TASK DATA:

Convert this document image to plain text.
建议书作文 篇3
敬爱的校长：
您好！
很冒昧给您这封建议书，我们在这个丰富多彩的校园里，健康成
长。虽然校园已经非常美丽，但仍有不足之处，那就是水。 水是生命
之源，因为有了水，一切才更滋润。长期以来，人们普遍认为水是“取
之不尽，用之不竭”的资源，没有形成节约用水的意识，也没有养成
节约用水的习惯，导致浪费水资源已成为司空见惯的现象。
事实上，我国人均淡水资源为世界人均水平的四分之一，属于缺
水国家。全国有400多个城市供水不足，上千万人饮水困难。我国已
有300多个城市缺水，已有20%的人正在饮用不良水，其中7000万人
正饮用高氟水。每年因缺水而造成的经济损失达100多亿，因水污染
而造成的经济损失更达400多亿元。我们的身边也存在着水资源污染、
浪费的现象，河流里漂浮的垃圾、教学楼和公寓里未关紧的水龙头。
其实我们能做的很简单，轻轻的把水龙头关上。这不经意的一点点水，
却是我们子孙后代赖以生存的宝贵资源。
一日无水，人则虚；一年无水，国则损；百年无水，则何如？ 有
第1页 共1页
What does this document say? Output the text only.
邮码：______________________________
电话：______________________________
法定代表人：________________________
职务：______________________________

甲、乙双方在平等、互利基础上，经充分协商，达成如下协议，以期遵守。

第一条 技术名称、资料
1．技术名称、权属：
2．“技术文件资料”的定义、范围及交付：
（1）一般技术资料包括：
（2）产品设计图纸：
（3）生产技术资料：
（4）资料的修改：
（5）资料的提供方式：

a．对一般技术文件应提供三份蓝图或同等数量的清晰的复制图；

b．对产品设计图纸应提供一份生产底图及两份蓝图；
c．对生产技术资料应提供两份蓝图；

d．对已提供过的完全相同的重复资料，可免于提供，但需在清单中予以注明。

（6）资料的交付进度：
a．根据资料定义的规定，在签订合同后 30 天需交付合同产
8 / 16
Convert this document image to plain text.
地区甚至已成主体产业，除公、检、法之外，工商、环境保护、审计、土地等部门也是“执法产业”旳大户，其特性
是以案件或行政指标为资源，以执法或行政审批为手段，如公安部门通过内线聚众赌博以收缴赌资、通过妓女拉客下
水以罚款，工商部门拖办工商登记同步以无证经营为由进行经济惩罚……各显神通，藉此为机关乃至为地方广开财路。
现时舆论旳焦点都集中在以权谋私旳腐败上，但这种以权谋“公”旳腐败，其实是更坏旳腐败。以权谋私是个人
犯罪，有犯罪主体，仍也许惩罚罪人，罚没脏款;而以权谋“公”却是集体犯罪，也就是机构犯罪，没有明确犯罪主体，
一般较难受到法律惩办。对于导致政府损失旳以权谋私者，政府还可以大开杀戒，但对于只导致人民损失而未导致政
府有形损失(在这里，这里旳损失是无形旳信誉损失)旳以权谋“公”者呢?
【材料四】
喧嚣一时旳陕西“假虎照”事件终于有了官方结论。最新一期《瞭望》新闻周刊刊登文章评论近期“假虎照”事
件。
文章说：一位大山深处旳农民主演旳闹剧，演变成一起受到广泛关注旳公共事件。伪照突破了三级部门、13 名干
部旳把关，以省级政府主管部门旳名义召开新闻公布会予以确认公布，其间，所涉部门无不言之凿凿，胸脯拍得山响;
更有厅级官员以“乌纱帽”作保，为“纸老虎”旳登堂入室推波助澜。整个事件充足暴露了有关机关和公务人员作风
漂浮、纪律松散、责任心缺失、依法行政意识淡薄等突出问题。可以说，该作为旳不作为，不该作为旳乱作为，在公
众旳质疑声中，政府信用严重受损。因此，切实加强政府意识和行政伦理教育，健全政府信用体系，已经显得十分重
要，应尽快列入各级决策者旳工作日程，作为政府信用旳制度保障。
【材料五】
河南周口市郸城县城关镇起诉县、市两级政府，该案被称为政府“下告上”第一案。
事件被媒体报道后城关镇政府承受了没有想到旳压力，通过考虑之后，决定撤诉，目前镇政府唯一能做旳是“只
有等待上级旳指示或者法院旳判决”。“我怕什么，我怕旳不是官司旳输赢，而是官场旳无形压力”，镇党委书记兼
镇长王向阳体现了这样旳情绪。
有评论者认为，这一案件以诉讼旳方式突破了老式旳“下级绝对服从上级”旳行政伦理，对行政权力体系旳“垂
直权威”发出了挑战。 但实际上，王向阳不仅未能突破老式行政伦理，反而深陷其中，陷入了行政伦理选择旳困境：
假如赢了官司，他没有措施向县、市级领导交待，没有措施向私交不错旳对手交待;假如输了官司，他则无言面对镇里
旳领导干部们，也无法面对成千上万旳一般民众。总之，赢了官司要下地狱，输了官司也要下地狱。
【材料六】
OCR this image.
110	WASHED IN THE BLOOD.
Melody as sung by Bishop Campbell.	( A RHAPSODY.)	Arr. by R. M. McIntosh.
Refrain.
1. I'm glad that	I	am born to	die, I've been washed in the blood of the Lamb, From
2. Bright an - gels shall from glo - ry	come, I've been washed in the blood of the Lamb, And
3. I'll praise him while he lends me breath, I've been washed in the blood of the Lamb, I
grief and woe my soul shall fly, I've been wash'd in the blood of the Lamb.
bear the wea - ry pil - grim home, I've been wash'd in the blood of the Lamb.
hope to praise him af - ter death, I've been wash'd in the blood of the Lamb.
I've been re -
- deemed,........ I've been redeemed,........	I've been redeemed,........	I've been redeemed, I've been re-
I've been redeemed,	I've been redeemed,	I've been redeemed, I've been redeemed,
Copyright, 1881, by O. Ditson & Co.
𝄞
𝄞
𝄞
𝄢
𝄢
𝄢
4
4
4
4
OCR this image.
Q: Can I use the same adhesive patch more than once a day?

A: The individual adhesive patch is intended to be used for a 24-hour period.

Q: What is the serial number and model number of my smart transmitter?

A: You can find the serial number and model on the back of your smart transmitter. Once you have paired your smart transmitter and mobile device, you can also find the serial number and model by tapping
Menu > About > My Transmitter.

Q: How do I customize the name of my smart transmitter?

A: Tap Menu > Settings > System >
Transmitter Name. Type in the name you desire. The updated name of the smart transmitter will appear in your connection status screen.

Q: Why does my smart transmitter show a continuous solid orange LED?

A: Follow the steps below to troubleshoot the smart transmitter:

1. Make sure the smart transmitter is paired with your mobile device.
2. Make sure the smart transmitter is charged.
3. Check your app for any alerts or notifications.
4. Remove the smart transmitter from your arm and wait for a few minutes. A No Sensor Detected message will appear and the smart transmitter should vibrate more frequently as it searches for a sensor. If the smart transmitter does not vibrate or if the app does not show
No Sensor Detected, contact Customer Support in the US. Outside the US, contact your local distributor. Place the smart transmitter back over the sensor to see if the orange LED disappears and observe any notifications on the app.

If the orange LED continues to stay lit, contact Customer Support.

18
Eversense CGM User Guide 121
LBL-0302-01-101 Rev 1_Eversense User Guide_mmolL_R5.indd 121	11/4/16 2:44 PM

WHAT THE TASK REQUIRES: Within the listing above, find every line containing the string "number" and return it.

RESULT:
Q: What is the serial number and model number of my smart transmitter?
A: You can find the serial number and model on the back of your smart transmitter. Once you have paired your smart transmitter and mobile device, you can also find the serial number and model by tapping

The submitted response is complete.